◆ Directions for this task
Tell how many lines in the data below hold the string "Evoluția"; give nothing but the number.
___ Input rows
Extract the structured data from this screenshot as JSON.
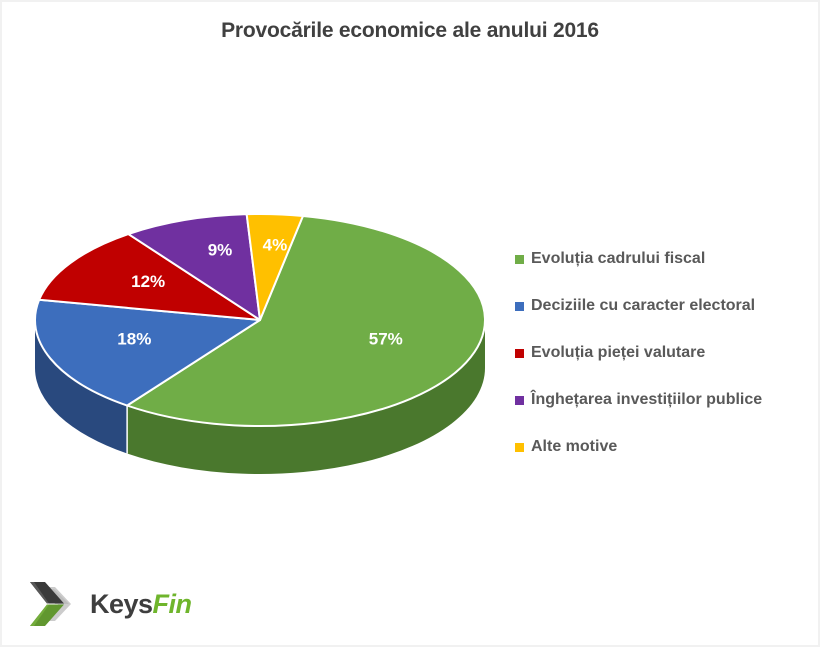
{
  "title": "Provocările economice ale anului 2016",
  "chart_data": {
    "type": "pie",
    "style": "3d",
    "title": "Provocările economice ale anului 2016",
    "categories": [
      "Evoluția cadrului fiscal",
      "Deciziile cu caracter electoral",
      "Evoluția pieței valutare",
      "Înghețarea investițiilor publice",
      "Alte motive"
    ],
    "values": [
      57,
      18,
      12,
      9,
      4
    ],
    "labels": [
      "57%",
      "18%",
      "12%",
      "9%",
      "4%"
    ],
    "colors": [
      "#70AD47",
      "#3D6EBD",
      "#C00000",
      "#7030A0",
      "#FFC000"
    ],
    "side_colors": [
      "#4A782D",
      "#29497E",
      "#8A0000",
      "#4A1F6B",
      "#B38600"
    ],
    "start_angle_deg": 11,
    "legend_position": "right",
    "data_label_color": "#FFFFFF",
    "legend_text_color": "#595959",
    "title_color": "#404040"
  },
  "logo": {
    "text_primary": "Keys",
    "text_secondary": "Fin",
    "icon": "keysfin-chevron-icon"
  }
}
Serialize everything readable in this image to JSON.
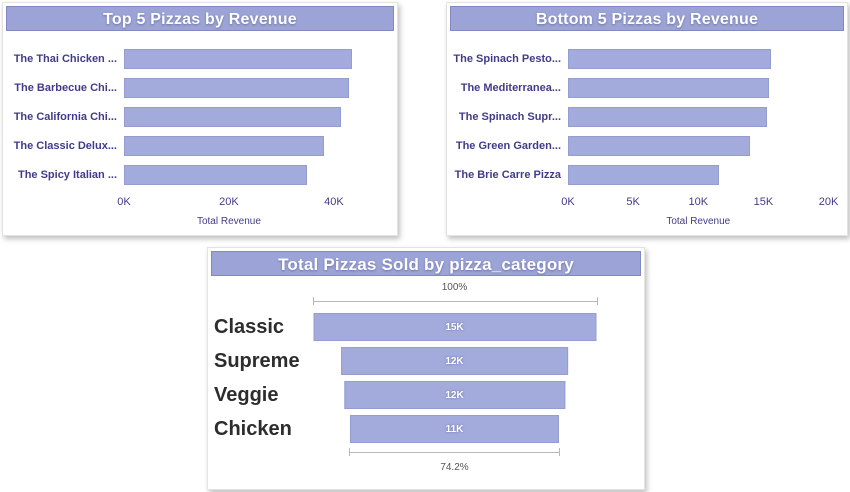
{
  "colors": {
    "accent": "#9CA4D7",
    "bar_fill": "#A3ABDD",
    "bar_border": "#949DD0",
    "axis_text": "#413C8A",
    "funnel_label_text": "#2D2D2D",
    "percent_text": "#555555",
    "ruler_line": "#B8B8B8",
    "title_text": "#FFFFFF",
    "card_background": "#FFFFFF"
  },
  "chart_data": [
    {
      "id": "top5",
      "type": "bar",
      "orientation": "horizontal",
      "title": "Top 5 Pizzas by Revenue",
      "categories": [
        "The Thai Chicken ...",
        "The Barbecue Chi...",
        "The California Chi...",
        "The Classic Delux...",
        "The Spicy Italian ..."
      ],
      "values": [
        43.4,
        42.8,
        41.4,
        38.2,
        34.8
      ],
      "value_unit": "K",
      "xlabel": "Total Revenue",
      "ticks": [
        {
          "label": "0K",
          "value": 0
        },
        {
          "label": "20K",
          "value": 20
        },
        {
          "label": "40K",
          "value": 40
        }
      ],
      "axis_max": 50.5,
      "grid": false,
      "legend": false
    },
    {
      "id": "bottom5",
      "type": "bar",
      "orientation": "horizontal",
      "title": "Bottom 5 Pizzas by Revenue",
      "categories": [
        "The Spinach Pesto...",
        "The Mediterranea...",
        "The Spinach Supr...",
        "The Green Garden...",
        "The Brie Carre Pizza"
      ],
      "values": [
        15.6,
        15.4,
        15.3,
        14.0,
        11.6
      ],
      "value_unit": "K",
      "xlabel": "Total Revenue",
      "ticks": [
        {
          "label": "0K",
          "value": 0
        },
        {
          "label": "5K",
          "value": 5
        },
        {
          "label": "10K",
          "value": 10
        },
        {
          "label": "15K",
          "value": 15
        },
        {
          "label": "20K",
          "value": 20
        }
      ],
      "axis_max": 20.8,
      "grid": false,
      "legend": false
    },
    {
      "id": "funnel",
      "type": "funnel",
      "title": "Total Pizzas Sold by pizza_category",
      "categories": [
        "Classic",
        "Supreme",
        "Veggie",
        "Chicken"
      ],
      "bar_labels": [
        "15K",
        "12K",
        "12K",
        "11K"
      ],
      "width_percent": [
        100,
        80.5,
        78.2,
        74.2
      ],
      "top_conversion": "100%",
      "bottom_conversion": "74.2%",
      "grid": false,
      "legend": false
    }
  ]
}
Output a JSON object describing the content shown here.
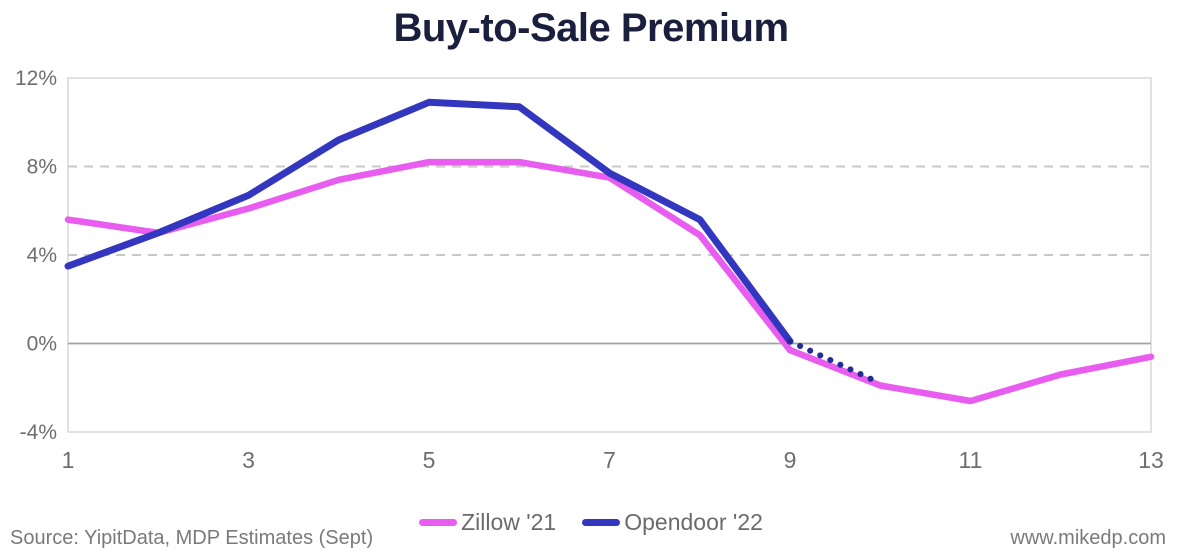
{
  "title": "Buy-to-Sale Premium",
  "footer": {
    "source": "Source: YipitData, MDP Estimates (Sept)",
    "website": "www.mikedp.com"
  },
  "legend": [
    {
      "label": "Zillow '21",
      "color": "#E85CEF"
    },
    {
      "label": "Opendoor '22",
      "color": "#3337C0"
    }
  ],
  "colors": {
    "title": "#1A1F3D",
    "axis_text": "#6E6E6E",
    "border": "#D8D8D8",
    "grid_dashed": "#C9C9C9",
    "zero_line": "#A3A3A3",
    "zillow": "#E85CEF",
    "opendoor": "#3337C0",
    "opendoor_dots": "#232E92"
  },
  "chart_data": {
    "type": "line",
    "title": "Buy-to-Sale Premium",
    "xlabel": "",
    "ylabel": "",
    "xlim": [
      1,
      13
    ],
    "ylim": [
      -4,
      12
    ],
    "xticks": [
      1,
      3,
      5,
      7,
      9,
      11,
      13
    ],
    "yticks": [
      {
        "label": "12%",
        "value": 12
      },
      {
        "label": "8%",
        "value": 8
      },
      {
        "label": "4%",
        "value": 4
      },
      {
        "label": "0%",
        "value": 0
      },
      {
        "label": "-4%",
        "value": -4
      }
    ],
    "grid": {
      "dashed_gridlines_at": [
        8,
        4
      ],
      "solid_zero_line_at": 0,
      "vertical_gridlines": false
    },
    "legend_position": "bottom-center",
    "series": [
      {
        "name": "Zillow '21",
        "color": "#E85CEF",
        "style": "solid",
        "x": [
          1,
          2,
          3,
          4,
          5,
          6,
          7,
          8,
          9,
          10,
          11,
          12,
          13
        ],
        "values": [
          5.6,
          5.0,
          6.1,
          7.4,
          8.2,
          8.2,
          7.5,
          4.9,
          -0.3,
          -1.9,
          -2.6,
          -1.4,
          -0.6
        ]
      },
      {
        "name": "Opendoor '22",
        "color": "#3337C0",
        "style": "solid",
        "x": [
          1,
          2,
          3,
          4,
          5,
          6,
          7,
          8,
          9
        ],
        "values": [
          3.5,
          5.0,
          6.7,
          9.2,
          10.9,
          10.7,
          7.7,
          5.6,
          0.1
        ]
      },
      {
        "name": "Opendoor '22 (dotted projection)",
        "color": "#232E92",
        "style": "dotted",
        "x": [
          9,
          10
        ],
        "values": [
          0.1,
          -1.8
        ]
      }
    ]
  }
}
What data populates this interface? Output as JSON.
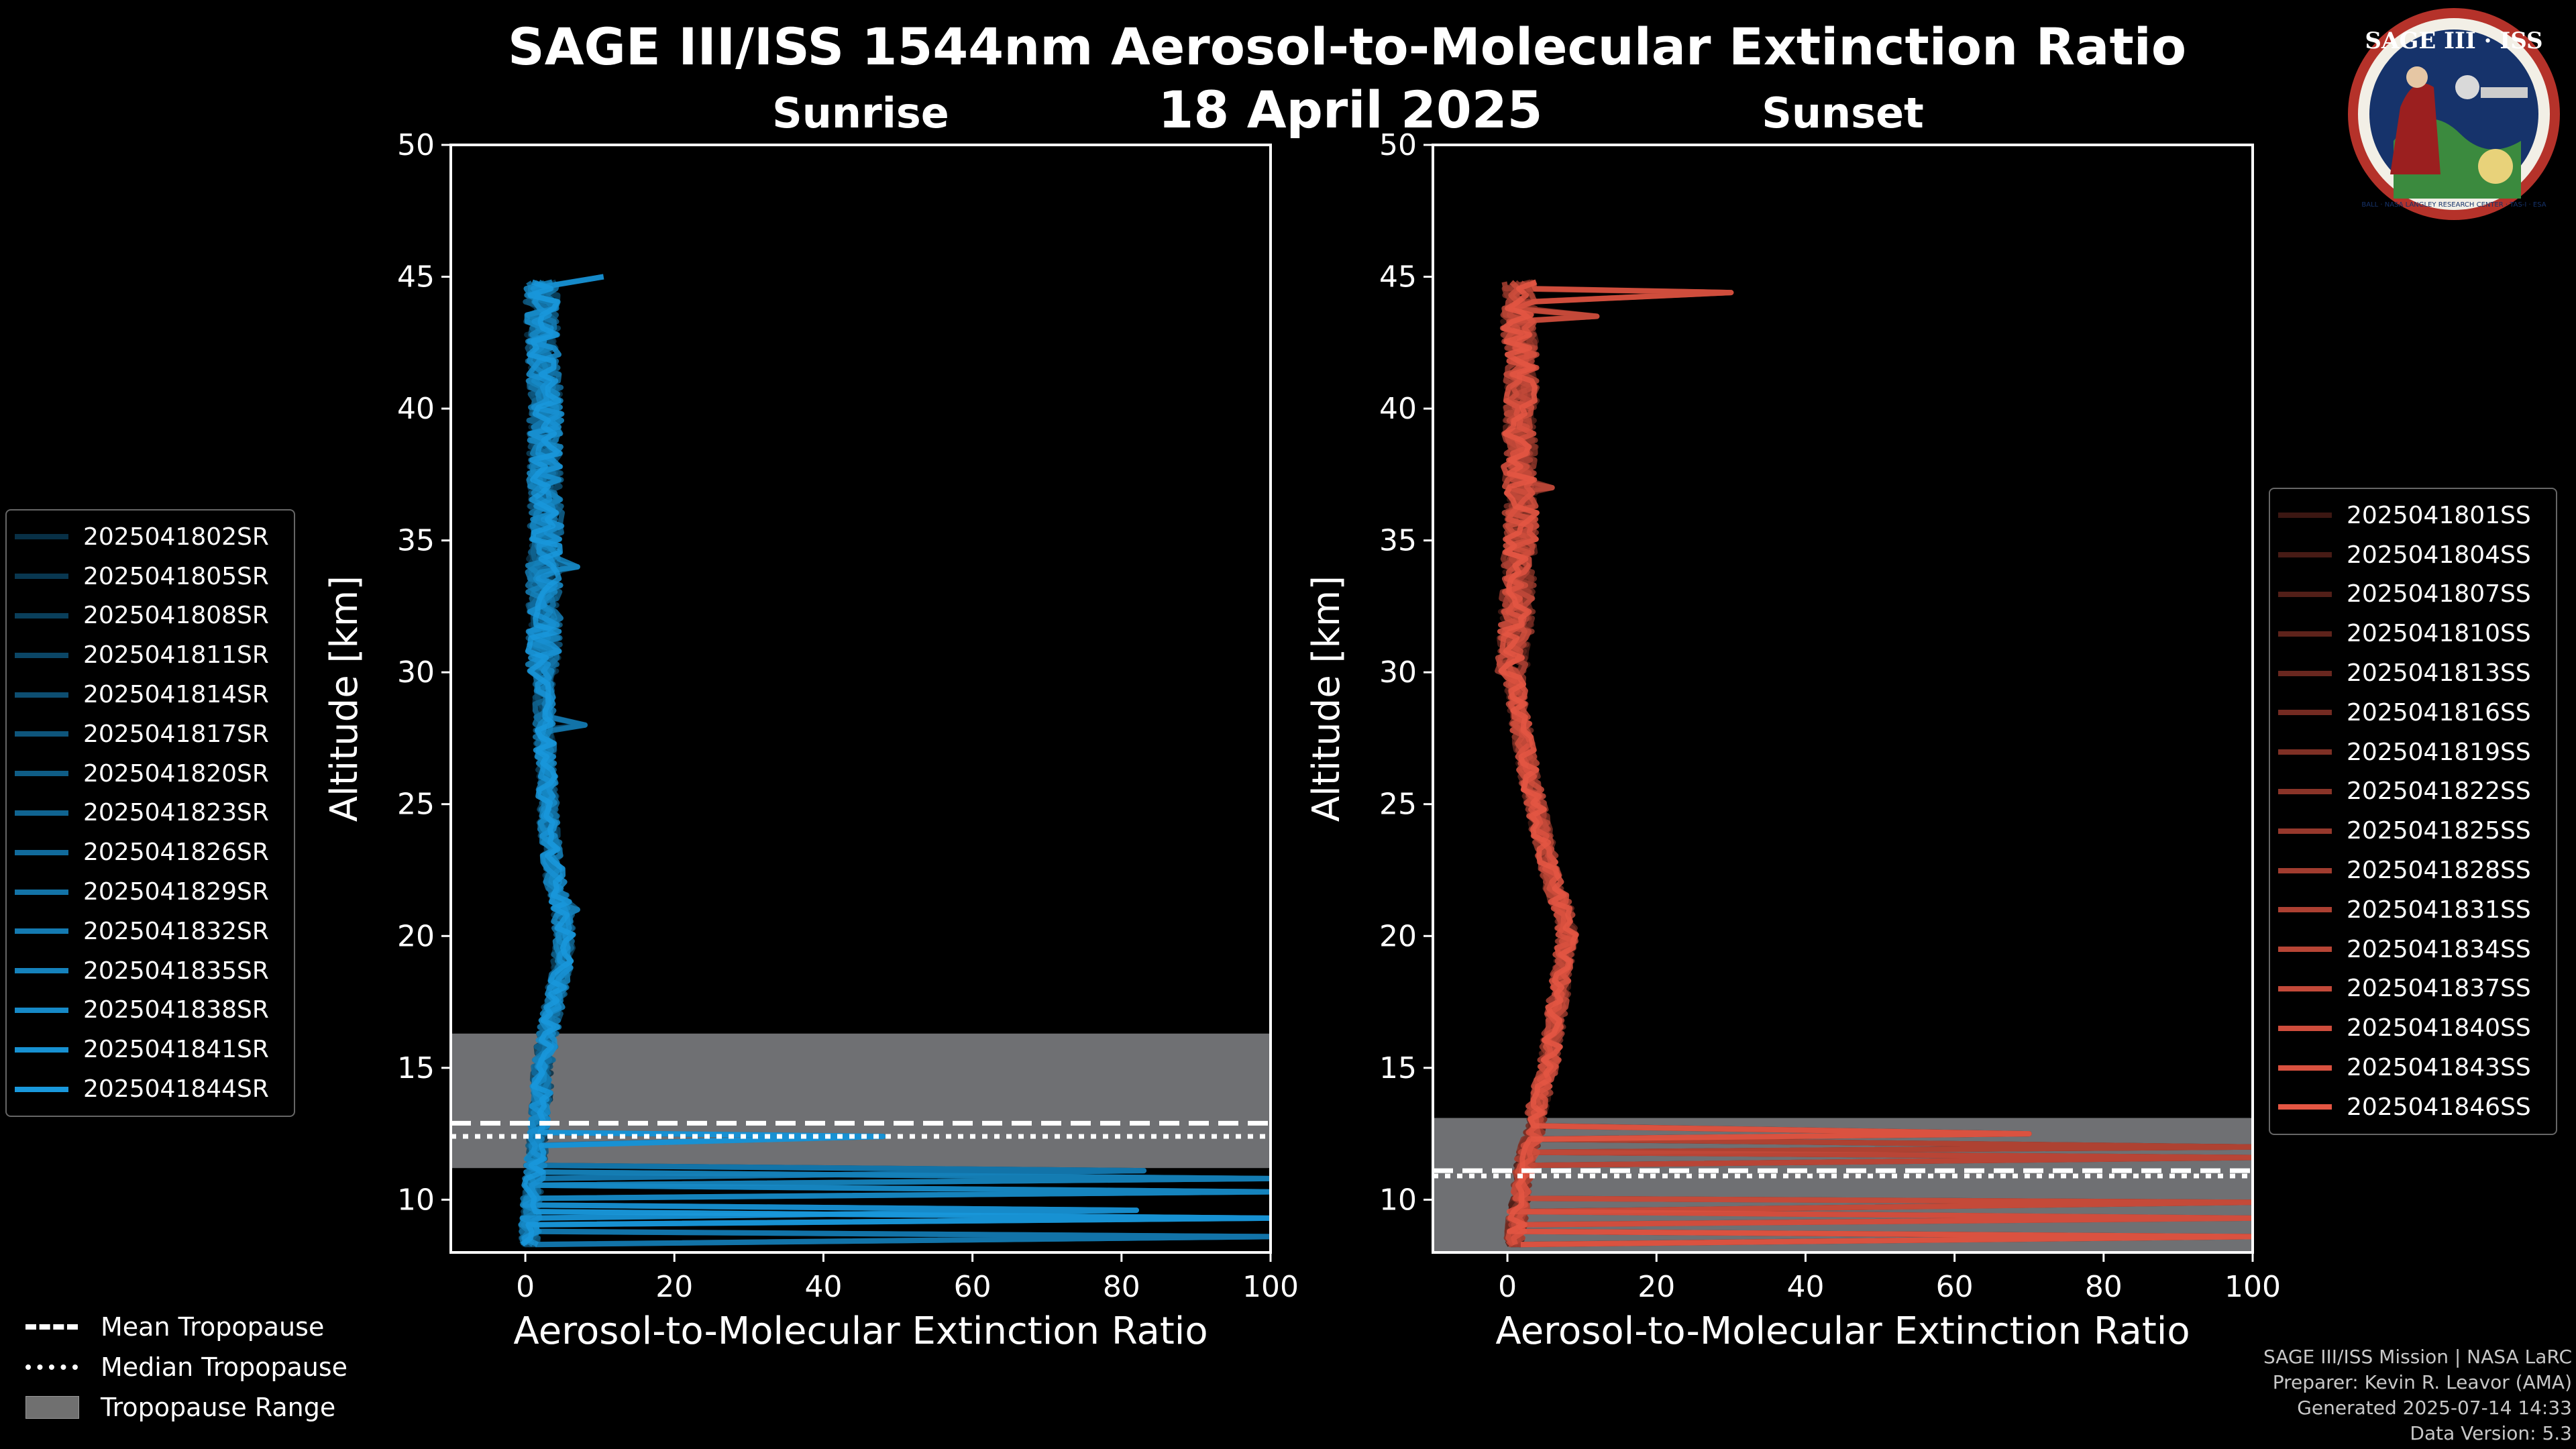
{
  "title": "SAGE III/ISS 1544nm Aerosol-to-Molecular Extinction Ratio",
  "date": "18 April 2025",
  "logo": {
    "text": "SAGE III · ISS",
    "ring_text": "BALL · NASA LANGLEY RESEARCH CENTER · TAS-I · ESA"
  },
  "credits": [
    "SAGE III/ISS Mission | NASA LaRC",
    "Preparer: Kevin R. Leavor (AMA)",
    "Generated 2025-07-14 14:33",
    "Data Version: 5.3"
  ],
  "bottom_legend": [
    {
      "key": "dashed",
      "label": "Mean Tropopause"
    },
    {
      "key": "dotted",
      "label": "Median Tropopause"
    },
    {
      "key": "range",
      "label": "Tropopause Range",
      "color": "#707070"
    }
  ],
  "chart_data": [
    {
      "type": "line",
      "panel": "left",
      "title": "Sunrise",
      "xlabel": "Aerosol-to-Molecular Extinction Ratio",
      "ylabel": "Altitude [km]",
      "xlim": [
        -10,
        100
      ],
      "ylim": [
        8,
        50
      ],
      "xticks": [
        0,
        20,
        40,
        60,
        80,
        100
      ],
      "yticks": [
        10,
        15,
        20,
        25,
        30,
        35,
        40,
        45,
        50
      ],
      "base_color": "#1aa0e8",
      "tropopause_range": [
        11.2,
        16.3
      ],
      "mean_tropopause": 12.9,
      "median_tropopause": 12.4,
      "series_names": [
        "2025041802SR",
        "2025041805SR",
        "2025041808SR",
        "2025041811SR",
        "2025041814SR",
        "2025041817SR",
        "2025041820SR",
        "2025041823SR",
        "2025041826SR",
        "2025041829SR",
        "2025041832SR",
        "2025041835SR",
        "2025041838SR",
        "2025041841SR",
        "2025041844SR"
      ],
      "profile": {
        "alt": [
          8.5,
          9.5,
          10.5,
          11.5,
          12.5,
          13.5,
          15,
          17,
          19,
          20,
          21,
          22,
          24,
          26,
          28,
          30,
          32,
          34,
          36,
          38,
          40,
          42,
          43,
          44,
          45
        ],
        "ratio": [
          0.5,
          0.8,
          1.0,
          1.4,
          1.8,
          2.1,
          2.3,
          3.5,
          5.0,
          5.2,
          5.0,
          4.0,
          3.2,
          2.8,
          2.6,
          2.4,
          2.6,
          2.5,
          2.8,
          2.6,
          2.7,
          2.5,
          2.3,
          2.2,
          2.3
        ]
      },
      "spikes": [
        {
          "alt": 8.6,
          "ratio": 100
        },
        {
          "alt": 9.3,
          "ratio": 100
        },
        {
          "alt": 9.6,
          "ratio": 82
        },
        {
          "alt": 10.3,
          "ratio": 100
        },
        {
          "alt": 10.8,
          "ratio": 100
        },
        {
          "alt": 11.1,
          "ratio": 83
        },
        {
          "alt": 12.4,
          "ratio": 48
        },
        {
          "alt": 45.0,
          "ratio": 10.5
        },
        {
          "alt": 34,
          "ratio": 7
        },
        {
          "alt": 21,
          "ratio": 7
        },
        {
          "alt": 28,
          "ratio": 8
        }
      ]
    },
    {
      "type": "line",
      "panel": "right",
      "title": "Sunset",
      "xlabel": "Aerosol-to-Molecular Extinction Ratio",
      "ylabel": "Altitude [km]",
      "xlim": [
        -10,
        100
      ],
      "ylim": [
        8,
        50
      ],
      "xticks": [
        0,
        20,
        40,
        60,
        80,
        100
      ],
      "yticks": [
        10,
        15,
        20,
        25,
        30,
        35,
        40,
        45,
        50
      ],
      "base_color": "#f05a46",
      "tropopause_range": [
        8.0,
        13.1
      ],
      "mean_tropopause": 11.1,
      "median_tropopause": 10.9,
      "series_names": [
        "2025041801SS",
        "2025041804SS",
        "2025041807SS",
        "2025041810SS",
        "2025041813SS",
        "2025041816SS",
        "2025041819SS",
        "2025041822SS",
        "2025041825SS",
        "2025041828SS",
        "2025041831SS",
        "2025041834SS",
        "2025041837SS",
        "2025041840SS",
        "2025041843SS",
        "2025041846SS"
      ],
      "profile": {
        "alt": [
          8.5,
          9.5,
          10.5,
          11.5,
          12.5,
          13.5,
          15,
          17,
          19,
          20,
          21,
          22,
          24,
          26,
          28,
          30,
          32,
          34,
          36,
          38,
          40,
          42,
          43,
          44,
          45
        ],
        "ratio": [
          1.0,
          1.5,
          2.0,
          2.5,
          3.5,
          4.0,
          5.5,
          6.5,
          7.5,
          8.0,
          7.5,
          6.0,
          4.5,
          3.0,
          1.8,
          0.8,
          1.2,
          1.5,
          1.8,
          1.6,
          1.8,
          2.0,
          1.5,
          1.6,
          1.8
        ]
      },
      "spikes": [
        {
          "alt": 8.6,
          "ratio": 100
        },
        {
          "alt": 9.3,
          "ratio": 100
        },
        {
          "alt": 9.9,
          "ratio": 100
        },
        {
          "alt": 11.6,
          "ratio": 100
        },
        {
          "alt": 12.0,
          "ratio": 100
        },
        {
          "alt": 12.5,
          "ratio": 70
        },
        {
          "alt": 44.4,
          "ratio": 30
        },
        {
          "alt": 43.5,
          "ratio": 12
        },
        {
          "alt": 37,
          "ratio": 6
        }
      ]
    }
  ]
}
______
◆ In response
2